··· Data provided
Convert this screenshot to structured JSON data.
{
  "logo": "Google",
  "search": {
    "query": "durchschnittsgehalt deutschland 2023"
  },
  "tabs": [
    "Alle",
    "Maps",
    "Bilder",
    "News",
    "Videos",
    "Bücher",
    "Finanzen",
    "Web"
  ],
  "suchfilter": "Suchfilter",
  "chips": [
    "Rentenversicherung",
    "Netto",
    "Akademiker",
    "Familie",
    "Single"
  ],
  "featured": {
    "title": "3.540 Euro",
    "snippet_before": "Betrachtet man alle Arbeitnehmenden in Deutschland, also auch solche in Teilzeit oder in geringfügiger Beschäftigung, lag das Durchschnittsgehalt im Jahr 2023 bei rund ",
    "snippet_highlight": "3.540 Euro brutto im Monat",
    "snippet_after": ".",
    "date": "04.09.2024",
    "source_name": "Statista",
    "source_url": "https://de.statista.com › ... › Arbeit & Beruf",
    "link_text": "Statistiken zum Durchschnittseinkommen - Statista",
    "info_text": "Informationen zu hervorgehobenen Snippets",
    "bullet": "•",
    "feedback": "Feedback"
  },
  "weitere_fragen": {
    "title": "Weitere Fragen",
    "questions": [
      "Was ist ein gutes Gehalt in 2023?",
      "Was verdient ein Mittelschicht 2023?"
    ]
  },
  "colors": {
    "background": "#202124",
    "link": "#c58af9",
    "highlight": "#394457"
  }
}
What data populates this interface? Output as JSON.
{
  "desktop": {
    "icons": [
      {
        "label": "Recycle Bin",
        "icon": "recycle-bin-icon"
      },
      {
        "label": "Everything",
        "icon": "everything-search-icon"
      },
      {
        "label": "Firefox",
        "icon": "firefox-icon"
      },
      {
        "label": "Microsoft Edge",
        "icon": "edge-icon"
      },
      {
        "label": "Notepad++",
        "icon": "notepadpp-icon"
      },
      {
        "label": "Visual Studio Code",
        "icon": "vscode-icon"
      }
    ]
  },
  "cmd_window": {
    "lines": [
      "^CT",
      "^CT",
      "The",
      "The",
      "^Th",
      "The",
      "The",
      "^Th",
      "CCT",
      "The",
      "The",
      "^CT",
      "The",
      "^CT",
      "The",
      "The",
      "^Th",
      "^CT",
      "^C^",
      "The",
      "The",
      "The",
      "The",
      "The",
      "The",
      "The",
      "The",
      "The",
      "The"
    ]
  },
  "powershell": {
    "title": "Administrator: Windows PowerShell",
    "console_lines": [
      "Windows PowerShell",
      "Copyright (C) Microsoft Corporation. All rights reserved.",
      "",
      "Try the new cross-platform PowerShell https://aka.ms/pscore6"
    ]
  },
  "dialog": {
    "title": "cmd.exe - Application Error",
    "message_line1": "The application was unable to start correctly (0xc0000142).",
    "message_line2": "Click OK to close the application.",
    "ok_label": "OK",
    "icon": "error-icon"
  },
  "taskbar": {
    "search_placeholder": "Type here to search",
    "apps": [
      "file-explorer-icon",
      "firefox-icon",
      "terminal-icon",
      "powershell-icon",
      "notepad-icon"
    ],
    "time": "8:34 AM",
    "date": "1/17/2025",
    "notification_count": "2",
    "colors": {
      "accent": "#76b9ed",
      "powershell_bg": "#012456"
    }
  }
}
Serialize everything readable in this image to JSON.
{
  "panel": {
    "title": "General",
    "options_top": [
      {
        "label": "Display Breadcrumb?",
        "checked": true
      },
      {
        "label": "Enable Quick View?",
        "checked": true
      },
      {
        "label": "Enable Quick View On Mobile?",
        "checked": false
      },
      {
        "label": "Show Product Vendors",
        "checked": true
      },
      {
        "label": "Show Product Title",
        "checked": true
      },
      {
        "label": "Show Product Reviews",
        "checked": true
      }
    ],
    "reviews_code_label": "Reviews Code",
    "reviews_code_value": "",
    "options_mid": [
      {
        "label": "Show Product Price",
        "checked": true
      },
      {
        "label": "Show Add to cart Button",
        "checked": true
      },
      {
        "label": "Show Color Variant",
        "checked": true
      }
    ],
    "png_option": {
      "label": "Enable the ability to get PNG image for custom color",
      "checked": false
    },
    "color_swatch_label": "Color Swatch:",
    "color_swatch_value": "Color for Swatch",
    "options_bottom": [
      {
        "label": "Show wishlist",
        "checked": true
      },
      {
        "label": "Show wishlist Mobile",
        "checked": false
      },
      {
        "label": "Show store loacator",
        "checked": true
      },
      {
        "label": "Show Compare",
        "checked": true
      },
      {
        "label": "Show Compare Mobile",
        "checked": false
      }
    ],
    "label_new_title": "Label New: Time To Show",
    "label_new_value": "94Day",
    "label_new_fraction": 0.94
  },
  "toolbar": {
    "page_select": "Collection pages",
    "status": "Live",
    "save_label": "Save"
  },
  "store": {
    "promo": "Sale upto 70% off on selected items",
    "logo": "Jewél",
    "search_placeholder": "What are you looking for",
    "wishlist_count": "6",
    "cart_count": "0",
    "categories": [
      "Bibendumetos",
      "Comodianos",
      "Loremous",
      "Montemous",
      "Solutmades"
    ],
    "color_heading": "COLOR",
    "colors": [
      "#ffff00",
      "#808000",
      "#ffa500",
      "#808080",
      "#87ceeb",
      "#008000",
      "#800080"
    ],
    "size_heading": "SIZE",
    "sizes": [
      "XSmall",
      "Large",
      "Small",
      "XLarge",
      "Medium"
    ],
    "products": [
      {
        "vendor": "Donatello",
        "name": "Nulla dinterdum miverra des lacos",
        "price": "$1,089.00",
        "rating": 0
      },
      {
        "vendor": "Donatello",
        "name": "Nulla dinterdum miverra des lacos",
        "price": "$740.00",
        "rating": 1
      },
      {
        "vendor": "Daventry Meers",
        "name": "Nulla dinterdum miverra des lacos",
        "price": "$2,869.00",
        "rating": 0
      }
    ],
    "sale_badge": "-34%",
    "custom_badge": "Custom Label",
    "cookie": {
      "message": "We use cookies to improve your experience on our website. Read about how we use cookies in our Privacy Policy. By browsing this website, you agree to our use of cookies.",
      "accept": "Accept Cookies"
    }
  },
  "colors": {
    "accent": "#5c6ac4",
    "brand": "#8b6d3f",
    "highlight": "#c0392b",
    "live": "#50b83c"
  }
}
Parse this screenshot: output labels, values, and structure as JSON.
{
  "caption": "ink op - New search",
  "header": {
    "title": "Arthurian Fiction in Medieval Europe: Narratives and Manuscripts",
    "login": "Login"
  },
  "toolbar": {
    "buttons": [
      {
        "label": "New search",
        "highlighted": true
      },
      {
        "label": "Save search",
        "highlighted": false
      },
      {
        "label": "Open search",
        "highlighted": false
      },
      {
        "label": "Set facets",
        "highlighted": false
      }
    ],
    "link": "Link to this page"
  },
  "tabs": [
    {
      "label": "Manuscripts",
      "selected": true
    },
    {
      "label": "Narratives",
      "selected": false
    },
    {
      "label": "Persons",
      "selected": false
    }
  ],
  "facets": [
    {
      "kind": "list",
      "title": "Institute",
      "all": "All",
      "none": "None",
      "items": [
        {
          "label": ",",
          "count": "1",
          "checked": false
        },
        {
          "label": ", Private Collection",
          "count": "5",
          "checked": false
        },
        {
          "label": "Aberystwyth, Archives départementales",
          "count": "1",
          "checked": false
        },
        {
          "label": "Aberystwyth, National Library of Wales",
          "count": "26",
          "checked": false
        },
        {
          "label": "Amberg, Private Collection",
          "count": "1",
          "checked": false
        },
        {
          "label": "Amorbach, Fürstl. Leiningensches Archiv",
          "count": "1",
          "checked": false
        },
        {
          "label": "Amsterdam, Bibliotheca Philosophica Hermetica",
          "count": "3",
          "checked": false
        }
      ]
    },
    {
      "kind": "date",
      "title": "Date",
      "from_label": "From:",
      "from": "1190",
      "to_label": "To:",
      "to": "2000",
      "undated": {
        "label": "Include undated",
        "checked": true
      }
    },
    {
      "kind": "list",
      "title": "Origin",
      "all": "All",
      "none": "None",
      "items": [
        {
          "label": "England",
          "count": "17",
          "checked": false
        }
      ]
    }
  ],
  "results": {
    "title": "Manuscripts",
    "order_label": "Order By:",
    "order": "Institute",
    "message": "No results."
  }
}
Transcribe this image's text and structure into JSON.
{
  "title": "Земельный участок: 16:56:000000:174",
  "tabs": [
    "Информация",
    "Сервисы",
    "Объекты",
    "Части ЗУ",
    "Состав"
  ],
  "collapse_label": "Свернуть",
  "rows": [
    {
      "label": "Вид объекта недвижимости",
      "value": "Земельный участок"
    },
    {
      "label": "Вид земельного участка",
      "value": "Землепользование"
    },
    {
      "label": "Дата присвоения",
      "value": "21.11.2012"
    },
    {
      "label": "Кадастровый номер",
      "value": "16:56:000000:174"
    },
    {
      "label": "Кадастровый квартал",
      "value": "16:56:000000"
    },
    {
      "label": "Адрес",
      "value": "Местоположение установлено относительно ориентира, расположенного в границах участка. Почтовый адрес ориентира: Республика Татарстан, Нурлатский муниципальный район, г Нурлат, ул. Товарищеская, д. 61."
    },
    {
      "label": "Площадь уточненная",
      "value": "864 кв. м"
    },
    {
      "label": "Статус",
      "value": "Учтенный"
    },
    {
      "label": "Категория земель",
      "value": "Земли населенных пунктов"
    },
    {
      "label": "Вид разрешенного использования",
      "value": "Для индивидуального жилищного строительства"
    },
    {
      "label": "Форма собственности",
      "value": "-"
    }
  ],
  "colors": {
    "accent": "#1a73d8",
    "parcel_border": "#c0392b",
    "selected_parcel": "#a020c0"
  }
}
······
* [Prompt]: Show all lines above holding "Narratives".

* [Written solution]:
    "title": "Arthurian Fiction in Medieval Europe: Narratives and Manuscripts",
      "label": "Narratives",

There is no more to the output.